__Written instruction__:
Repeat every record below exactly as written.
══ Data for the task
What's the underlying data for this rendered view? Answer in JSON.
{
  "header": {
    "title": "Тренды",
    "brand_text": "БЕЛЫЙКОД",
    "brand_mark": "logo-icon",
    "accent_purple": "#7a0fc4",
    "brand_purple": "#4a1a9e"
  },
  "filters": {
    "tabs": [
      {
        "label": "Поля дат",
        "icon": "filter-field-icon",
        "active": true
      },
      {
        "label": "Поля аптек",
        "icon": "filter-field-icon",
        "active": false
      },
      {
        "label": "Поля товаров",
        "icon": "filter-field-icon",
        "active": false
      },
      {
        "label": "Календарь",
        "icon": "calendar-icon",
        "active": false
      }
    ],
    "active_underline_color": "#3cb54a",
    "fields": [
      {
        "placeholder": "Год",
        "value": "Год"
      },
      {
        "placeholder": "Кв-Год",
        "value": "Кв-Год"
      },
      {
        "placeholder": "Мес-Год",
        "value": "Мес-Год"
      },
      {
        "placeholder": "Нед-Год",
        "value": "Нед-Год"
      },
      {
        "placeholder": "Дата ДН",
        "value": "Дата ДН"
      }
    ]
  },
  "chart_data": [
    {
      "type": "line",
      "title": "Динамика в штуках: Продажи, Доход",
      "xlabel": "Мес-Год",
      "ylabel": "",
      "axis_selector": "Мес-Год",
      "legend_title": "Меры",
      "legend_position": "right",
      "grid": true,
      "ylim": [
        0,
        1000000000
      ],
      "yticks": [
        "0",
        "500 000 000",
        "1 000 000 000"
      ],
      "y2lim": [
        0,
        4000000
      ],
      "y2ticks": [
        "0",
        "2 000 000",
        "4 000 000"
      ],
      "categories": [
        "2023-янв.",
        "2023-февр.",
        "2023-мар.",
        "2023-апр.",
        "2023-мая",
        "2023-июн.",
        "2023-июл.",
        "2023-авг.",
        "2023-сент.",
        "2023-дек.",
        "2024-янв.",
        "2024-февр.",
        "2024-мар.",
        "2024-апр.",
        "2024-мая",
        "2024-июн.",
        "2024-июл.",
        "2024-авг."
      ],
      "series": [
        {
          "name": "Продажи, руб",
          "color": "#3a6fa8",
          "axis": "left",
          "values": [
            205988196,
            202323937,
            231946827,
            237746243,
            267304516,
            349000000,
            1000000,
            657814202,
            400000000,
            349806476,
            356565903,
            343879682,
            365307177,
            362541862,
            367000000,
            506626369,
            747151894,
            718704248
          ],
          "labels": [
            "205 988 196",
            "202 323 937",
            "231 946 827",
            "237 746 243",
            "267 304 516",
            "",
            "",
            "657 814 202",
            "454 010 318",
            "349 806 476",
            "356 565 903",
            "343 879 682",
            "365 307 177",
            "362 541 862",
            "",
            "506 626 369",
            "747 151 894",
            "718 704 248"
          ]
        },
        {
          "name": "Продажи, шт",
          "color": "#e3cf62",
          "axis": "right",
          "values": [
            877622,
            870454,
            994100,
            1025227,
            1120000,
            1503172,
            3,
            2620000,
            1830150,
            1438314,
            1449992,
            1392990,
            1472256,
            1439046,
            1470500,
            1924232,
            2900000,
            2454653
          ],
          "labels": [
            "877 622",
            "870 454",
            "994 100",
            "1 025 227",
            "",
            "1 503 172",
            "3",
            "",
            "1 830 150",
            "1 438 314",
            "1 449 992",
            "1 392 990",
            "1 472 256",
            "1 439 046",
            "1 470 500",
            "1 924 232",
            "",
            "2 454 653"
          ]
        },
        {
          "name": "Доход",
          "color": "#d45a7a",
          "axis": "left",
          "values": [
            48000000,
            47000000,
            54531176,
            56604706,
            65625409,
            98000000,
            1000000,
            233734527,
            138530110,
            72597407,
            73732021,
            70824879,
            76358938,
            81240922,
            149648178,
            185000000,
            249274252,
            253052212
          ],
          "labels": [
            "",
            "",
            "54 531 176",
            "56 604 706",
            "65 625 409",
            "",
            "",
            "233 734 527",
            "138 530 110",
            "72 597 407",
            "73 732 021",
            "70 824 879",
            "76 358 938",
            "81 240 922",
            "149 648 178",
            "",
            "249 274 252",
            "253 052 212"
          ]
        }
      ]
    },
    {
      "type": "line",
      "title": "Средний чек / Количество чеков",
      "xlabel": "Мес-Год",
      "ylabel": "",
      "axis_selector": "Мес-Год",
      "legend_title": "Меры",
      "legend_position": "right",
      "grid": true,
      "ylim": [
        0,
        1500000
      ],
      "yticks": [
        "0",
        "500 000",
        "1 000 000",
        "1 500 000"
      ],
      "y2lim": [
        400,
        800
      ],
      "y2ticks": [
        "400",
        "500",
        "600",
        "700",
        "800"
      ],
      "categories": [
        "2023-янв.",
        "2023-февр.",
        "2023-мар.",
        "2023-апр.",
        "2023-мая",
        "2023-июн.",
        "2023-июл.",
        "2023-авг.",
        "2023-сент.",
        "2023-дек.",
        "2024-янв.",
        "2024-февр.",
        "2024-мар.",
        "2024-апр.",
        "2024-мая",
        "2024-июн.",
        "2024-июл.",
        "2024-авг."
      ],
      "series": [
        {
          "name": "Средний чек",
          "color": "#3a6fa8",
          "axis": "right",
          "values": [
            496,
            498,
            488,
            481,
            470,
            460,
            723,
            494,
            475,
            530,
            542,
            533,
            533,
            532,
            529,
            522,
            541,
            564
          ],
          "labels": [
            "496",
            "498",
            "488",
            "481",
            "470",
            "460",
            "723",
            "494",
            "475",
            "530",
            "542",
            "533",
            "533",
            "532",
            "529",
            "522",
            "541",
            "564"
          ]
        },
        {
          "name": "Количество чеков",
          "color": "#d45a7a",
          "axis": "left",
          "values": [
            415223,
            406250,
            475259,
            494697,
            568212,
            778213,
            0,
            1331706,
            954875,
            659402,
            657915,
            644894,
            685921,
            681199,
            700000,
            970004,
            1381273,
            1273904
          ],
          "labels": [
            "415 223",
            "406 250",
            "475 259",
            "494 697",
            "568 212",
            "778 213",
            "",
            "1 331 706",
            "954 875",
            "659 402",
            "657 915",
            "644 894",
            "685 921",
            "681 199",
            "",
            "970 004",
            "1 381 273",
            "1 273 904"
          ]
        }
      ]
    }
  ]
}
════
__Expected answer__:
What's the underlying data for this rendered view? Answer in JSON.
{
  "header": {
    "title": "Тренды",
    "brand_text": "БЕЛЫЙКОД",
    "brand_mark": "logo-icon",
    "accent_purple": "#7a0fc4",
    "brand_purple": "#4a1a9e"
  },
  "filters": {
    "tabs": [
      {
        "label": "Поля дат",
        "icon": "filter-field-icon",
        "active": true
      },
      {
        "label": "Поля аптек",
        "icon": "filter-field-icon",
        "active": false
      },
      {
        "label": "Поля товаров",
        "icon": "filter-field-icon",
        "active": false
      },
      {
        "label": "Календарь",
        "icon": "calendar-icon",
        "active": false
      }
    ],
    "active_underline_color": "#3cb54a",
    "fields": [
      {
        "placeholder": "Год",
        "value": "Год"
      },
      {
        "placeholder": "Кв-Год",
        "value": "Кв-Год"
      },
      {
        "placeholder": "Мес-Год",
        "value": "Мес-Год"
      },
      {
        "placeholder": "Нед-Год",
        "value": "Нед-Год"
      },
      {
        "placeholder": "Дата ДН",
        "value": "Дата ДН"
      }
    ]
  },
  "chart_data": [
    {
      "type": "line",
      "title": "Динамика в штуках: Продажи, Доход",
      "xlabel": "Мес-Год",
      "ylabel": "",
      "axis_selector": "Мес-Год",
      "legend_title": "Меры",
      "legend_position": "right",
      "grid": true,
      "ylim": [
        0,
        1000000000
      ],
      "yticks": [
        "0",
        "500 000 000",
        "1 000 000 000"
      ],
      "y2lim": [
        0,
        4000000
      ],
      "y2ticks": [
        "0",
        "2 000 000",
        "4 000 000"
      ],
      "categories": [
        "2023-янв.",
        "2023-февр.",
        "2023-мар.",
        "2023-апр.",
        "2023-мая",
        "2023-июн.",
        "2023-июл.",
        "2023-авг.",
        "2023-сент.",
        "2023-дек.",
        "2024-янв.",
        "2024-февр.",
        "2024-мар.",
        "2024-апр.",
        "2024-мая",
        "2024-июн.",
        "2024-июл.",
        "2024-авг."
      ],
      "series": [
        {
          "name": "Продажи, руб",
          "color": "#3a6fa8",
          "axis": "left",
          "values": [
            205988196,
            202323937,
            231946827,
            237746243,
            267304516,
            349000000,
            1000000,
            657814202,
            400000000,
            349806476,
            356565903,
            343879682,
            365307177,
            362541862,
            367000000,
            506626369,
            747151894,
            718704248
          ],
          "labels": [
            "205 988 196",
            "202 323 937",
            "231 946 827",
            "237 746 243",
            "267 304 516",
            "",
            "",
            "657 814 202",
            "454 010 318",
            "349 806 476",
            "356 565 903",
            "343 879 682",
            "365 307 177",
            "362 541 862",
            "",
            "506 626 369",
            "747 151 894",
            "718 704 248"
          ]
        },
        {
          "name": "Продажи, шт",
          "color": "#e3cf62",
          "axis": "right",
          "values": [
            877622,
            870454,
            994100,
            1025227,
            1120000,
            1503172,
            3,
            2620000,
            1830150,
            1438314,
            1449992,
            1392990,
            1472256,
            1439046,
            1470500,
            1924232,
            2900000,
            2454653
          ],
          "labels": [
            "877 622",
            "870 454",
            "994 100",
            "1 025 227",
            "",
            "1 503 172",
            "3",
            "",
            "1 830 150",
            "1 438 314",
            "1 449 992",
            "1 392 990",
            "1 472 256",
            "1 439 046",
            "1 470 500",
            "1 924 232",
            "",
            "2 454 653"
          ]
        },
        {
          "name": "Доход",
          "color": "#d45a7a",
          "axis": "left",
          "values": [
            48000000,
            47000000,
            54531176,
            56604706,
            65625409,
            98000000,
            1000000,
            233734527,
            138530110,
            72597407,
            73732021,
            70824879,
            76358938,
            81240922,
            149648178,
            185000000,
            249274252,
            253052212
          ],
          "labels": [
            "",
            "",
            "54 531 176",
            "56 604 706",
            "65 625 409",
            "",
            "",
            "233 734 527",
            "138 530 110",
            "72 597 407",
            "73 732 021",
            "70 824 879",
            "76 358 938",
            "81 240 922",
            "149 648 178",
            "",
            "249 274 252",
            "253 052 212"
          ]
        }
      ]
    },
    {
      "type": "line",
      "title": "Средний чек / Количество чеков",
      "xlabel": "Мес-Год",
      "ylabel": "",
      "axis_selector": "Мес-Год",
      "legend_title": "Меры",
      "legend_position": "right",
      "grid": true,
      "ylim": [
        0,
        1500000
      ],
      "yticks": [
        "0",
        "500 000",
        "1 000 000",
        "1 500 000"
      ],
      "y2lim": [
        400,
        800
      ],
      "y2ticks": [
        "400",
        "500",
        "600",
        "700",
        "800"
      ],
      "categories": [
        "2023-янв.",
        "2023-февр.",
        "2023-мар.",
        "2023-апр.",
        "2023-мая",
        "2023-июн.",
        "2023-июл.",
        "2023-авг.",
        "2023-сент.",
        "2023-дек.",
        "2024-янв.",
        "2024-февр.",
        "2024-мар.",
        "2024-апр.",
        "2024-мая",
        "2024-июн.",
        "2024-июл.",
        "2024-авг."
      ],
      "series": [
        {
          "name": "Средний чек",
          "color": "#3a6fa8",
          "axis": "right",
          "values": [
            496,
            498,
            488,
            481,
            470,
            460,
            723,
            494,
            475,
            530,
            542,
            533,
            533,
            532,
            529,
            522,
            541,
            564
          ],
          "labels": [
            "496",
            "498",
            "488",
            "481",
            "470",
            "460",
            "723",
            "494",
            "475",
            "530",
            "542",
            "533",
            "533",
            "532",
            "529",
            "522",
            "541",
            "564"
          ]
        },
        {
          "name": "Количество чеков",
          "color": "#d45a7a",
          "axis": "left",
          "values": [
            415223,
            406250,
            475259,
            494697,
            568212,
            778213,
            0,
            1331706,
            954875,
            659402,
            657915,
            644894,
            685921,
            681199,
            700000,
            970004,
            1381273,
            1273904
          ],
          "labels": [
            "415 223",
            "406 250",
            "475 259",
            "494 697",
            "568 212",
            "778 213",
            "",
            "1 331 706",
            "954 875",
            "659 402",
            "657 915",
            "644 894",
            "685 921",
            "681 199",
            "",
            "970 004",
            "1 381 273",
            "1 273 904"
          ]
        }
      ]
    }
  ]
}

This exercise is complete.